• [DOCUMENT EXTRACT]:
• • •
# The Ubuntu Forum Community > Other Discussion and Support > Documentation and Community Wiki Discussions >  Ubuntu Community Help Wiki links to unpatched Kernel/BIOS corruption

## delgonna

https://help.ubuntu.com/community/Boot-Repair?

Links to 32bit iso which still contains Intel SPI bug in kernel causing BIOS corruption in a small number of machines.

https://bugs.launchpad.net/boot-repair/+bug/1734147

The wiki page is immutable so I'm unable to add a warning. Is there anyone in the community able to add a cautionary note?

----------


## grahammechanical

I have tried several times and I cannot see where in the community wiki page on Boot Repair that there is a link to a 32 bit ISO image that has a Linux kernel with the Intel SPI bug. I used to have permission to edit community Wiki pages. I do not have that permission any more but to place a warning on that page or to remove a link to an ISO image download site a person would need to know specifically the line in the instructions that need to be edited. You do not give this information.

As regards the bug in the Linux kernel a fix has been in place since the second week of December 2017. The fix was made within days of the bug being reported. Besides which the only version of Ubuntu that may have the buggy kernel is Xenial = 16.04 and that would have had several Kernel updates since 2017.

This bug was reported yesterday against boot repair and I cannot understand why. The person who reported the bug failed to add any comments. As far as I know Boot Repair does not install Linux kernels. A typical Boot Repair repair would be to reinstall the Grub boot loader. There is an option to "Purge kernels then reinstall last kernel (beta)". I do not know how that works. It may download the kernel from a Ubuntu site. In which case the replacement kernel would have been patched with the bug fix.

Ubuntu developers have stopped providing 32 bit versions of Ubuntu. Any ISO image built after 22/12/2017 would have a patched kernel. Or a newer kernel that does not have the bug. Any ISO image with the 4.14 kernel would not have had this bug in the Linux kernel.

Regards

----------


## deadflowr

_Thread moved to Documentation and Community Wiki Discussions_

----------


## guiverc

> I have tried several times and I cannot see where in the community wiki page on Boot Repair that there is a link to a 32 bit ISO image that has a Linux kernel with the Intel SPI bug.


I too had a look for it, and couldn't find it.  I looked using the normal readers view of the page, then entered edit mode looking for links to ISO or a direct download link and didn't find any.

You'll need to provide the text around the issue as I too didn't find it.

The Ubuntu ISOs that had the issue I believe we all re-spun & new not-impacted ISOs exist on Ubuntu's site for download.
• • •
• [OBJECTIVE]: Reproduce, word for word, the passage of the forum thread that opens with the words containing "https://help.ubuntu.com/community/Boot-Repair?" and closes with "number of machines.".

• [DATA BLOCK]:
• • •
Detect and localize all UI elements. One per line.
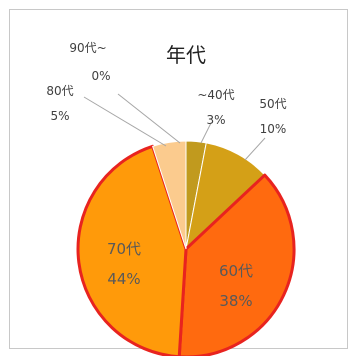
• • •
• [EXPECTED OUTPUT]:
https://help.ubuntu.com/community/Boot-Repair?

Links to 32bit iso which still contains Intel SPI bug in kernel causing BIOS corruption in a small number of machines.